— Aufgabenliste —
• 1. Unter welcher Bezeichnung ist das Gebäude laut dem Text über das Kammeralhaus in den Plänen des K. Weiss verzeichnet?
• 2. Prüfen Sie anhand des Textes über das Kammeralhaus, ob diese Aussagen zutreffen, und belegen Sie jede Antwort mit einem wörtlichen Zitat:
(a) Das Gebäude ist schon in den Plänen des G.M. Visconti von 1711 verzeichnet.
(b) Man gelangt über den kurzen Teil des Hauses im Osten in den Innenhof.
(c) Das Haus trägt ein Walmdach.

— Text zur Analyse —
------------------------------------------------------------
Das Kammeralhaus

Das Kammeralhaus

COD LMI: AB-II-m-B-00147

sec. XVIII

Beide Fronten des L-förmig gebauten Hauses liegen an der Straße. Es ist würdevoll und verfügt über einen Kellergeschoß, einen Erdgeschoß und einen Obergeschoß, welche die österreichische Militärverwaltung erbauen ließ. Das Gebäude erscheint in den Plänen des G.M. Visconti 1711 vorerst nicht, jedoch in jenen des K. Weiss ab 1731.Ein Mittelgürtel teilt die Fassaden in zwei gleiche Register ein, die Fenster korrespondieren auf den beiden Ebenen. Der Sockel wird von Lüftungsschächten der Kellerräume durchbrochen. Das Satteldach verfügt stellenweise über Dachluken. Gemeinsam mit den umliegenden Gebäuden bildet das Haus einen Innenhof, der Zugang erfolgt über den kurzen Teil des Hauses im Osten. Im Laufe der Zeit wurden hier verschiedene Anbauten mit unbekanntem Zweck errichtet. Bekannt ist nur, dass die Räumlichkeiten im Norden der Anlage früher als Wohnsitz des Kapellmeisters Schlauf dienten.

In den Plänen des K. Weiss erscheint das Gebäude als „Cammeral Haus". Nach 1900 entfalteten aufeinanderfolgend die Staatliche Verwaltung, das Internat des Mailath-Lyzeums, das Staatliche Amt des Katasters und der Öffentlichen Notare sowie die Werkstatt der bildenden Küstler in Karlsburg ihre Tätigkeit hier. Vor einigen Jahren wurde das Gebäude der Römisch-Katholischen Kirche rückerstattet, zurzeit ist hier ein Teil des Römisch-Katholischen Thelogie-Seminars untergebracht.

Standort: Kreuzung der Straßen Nicolae Iorga und Mitropolit Andrei Saguna.
------------------------------------------------------------
— Datenteil —
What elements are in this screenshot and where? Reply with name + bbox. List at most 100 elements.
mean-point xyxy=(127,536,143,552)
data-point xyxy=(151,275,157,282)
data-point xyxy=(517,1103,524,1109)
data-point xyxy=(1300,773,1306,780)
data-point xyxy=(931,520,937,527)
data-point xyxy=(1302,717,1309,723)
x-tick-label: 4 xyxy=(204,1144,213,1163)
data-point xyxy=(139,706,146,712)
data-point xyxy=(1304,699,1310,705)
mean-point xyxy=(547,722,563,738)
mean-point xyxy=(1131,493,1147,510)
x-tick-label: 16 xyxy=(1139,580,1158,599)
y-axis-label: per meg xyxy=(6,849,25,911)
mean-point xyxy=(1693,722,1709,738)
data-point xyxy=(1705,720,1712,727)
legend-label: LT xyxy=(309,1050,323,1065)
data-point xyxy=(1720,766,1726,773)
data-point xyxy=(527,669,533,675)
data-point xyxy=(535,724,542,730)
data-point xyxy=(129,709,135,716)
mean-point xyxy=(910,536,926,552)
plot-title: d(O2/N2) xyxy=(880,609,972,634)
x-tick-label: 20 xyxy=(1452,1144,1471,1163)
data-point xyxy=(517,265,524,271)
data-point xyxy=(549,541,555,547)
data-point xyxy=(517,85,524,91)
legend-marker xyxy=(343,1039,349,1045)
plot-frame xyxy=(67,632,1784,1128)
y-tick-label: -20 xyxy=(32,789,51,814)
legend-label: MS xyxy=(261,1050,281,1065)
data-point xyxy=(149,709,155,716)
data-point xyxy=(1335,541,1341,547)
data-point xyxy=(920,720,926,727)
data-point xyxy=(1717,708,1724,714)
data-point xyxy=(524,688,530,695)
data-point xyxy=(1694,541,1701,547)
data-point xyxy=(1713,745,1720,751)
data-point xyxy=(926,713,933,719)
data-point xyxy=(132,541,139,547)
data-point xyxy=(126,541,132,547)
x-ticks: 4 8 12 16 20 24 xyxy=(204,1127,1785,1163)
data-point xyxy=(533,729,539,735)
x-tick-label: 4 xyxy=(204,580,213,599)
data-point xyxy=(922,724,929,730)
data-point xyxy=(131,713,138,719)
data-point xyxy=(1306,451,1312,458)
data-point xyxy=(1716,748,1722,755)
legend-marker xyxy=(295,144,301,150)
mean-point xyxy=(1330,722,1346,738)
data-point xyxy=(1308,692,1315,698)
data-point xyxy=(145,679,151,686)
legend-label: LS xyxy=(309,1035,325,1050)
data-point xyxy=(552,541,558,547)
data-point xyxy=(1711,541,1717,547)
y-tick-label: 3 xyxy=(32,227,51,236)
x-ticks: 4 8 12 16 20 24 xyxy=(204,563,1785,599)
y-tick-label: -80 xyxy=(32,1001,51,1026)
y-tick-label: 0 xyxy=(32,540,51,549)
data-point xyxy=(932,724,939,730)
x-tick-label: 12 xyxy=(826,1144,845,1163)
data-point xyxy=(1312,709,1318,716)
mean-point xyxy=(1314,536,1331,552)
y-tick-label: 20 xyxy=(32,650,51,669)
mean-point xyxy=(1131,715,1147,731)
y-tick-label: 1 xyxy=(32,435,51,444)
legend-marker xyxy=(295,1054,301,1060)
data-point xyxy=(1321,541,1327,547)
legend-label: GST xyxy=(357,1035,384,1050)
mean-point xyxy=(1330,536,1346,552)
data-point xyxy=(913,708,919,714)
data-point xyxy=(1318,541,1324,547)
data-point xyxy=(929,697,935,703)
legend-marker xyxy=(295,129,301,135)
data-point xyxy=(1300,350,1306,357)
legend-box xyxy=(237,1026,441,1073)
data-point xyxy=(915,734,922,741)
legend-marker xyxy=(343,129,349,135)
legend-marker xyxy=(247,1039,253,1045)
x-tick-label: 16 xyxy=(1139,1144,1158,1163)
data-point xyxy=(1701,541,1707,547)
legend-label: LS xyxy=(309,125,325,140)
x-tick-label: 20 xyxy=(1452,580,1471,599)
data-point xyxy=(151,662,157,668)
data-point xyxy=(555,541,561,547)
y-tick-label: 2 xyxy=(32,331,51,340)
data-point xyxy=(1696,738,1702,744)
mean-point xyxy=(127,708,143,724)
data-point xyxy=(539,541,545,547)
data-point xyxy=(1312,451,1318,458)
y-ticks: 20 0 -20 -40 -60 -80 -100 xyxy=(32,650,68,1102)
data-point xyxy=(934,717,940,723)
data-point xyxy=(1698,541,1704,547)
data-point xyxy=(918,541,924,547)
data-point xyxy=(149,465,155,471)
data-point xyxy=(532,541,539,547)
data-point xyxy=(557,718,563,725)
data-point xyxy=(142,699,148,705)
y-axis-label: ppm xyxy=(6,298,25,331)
------------------------------------------------------------
— Schriftliche Antworten —
• 1. Als „Cammeral Haus".

• 2.
(a) Nein: „Das Gebäude erscheint in den Plänen des G.M. Visconti 1711 vorerst nicht"
(b) Ja: „der Zugang erfolgt über den kurzen Teil des Hauses im Osten"
(c) Nein: „Das Satteldach verfügt stellenweise über Dachluken."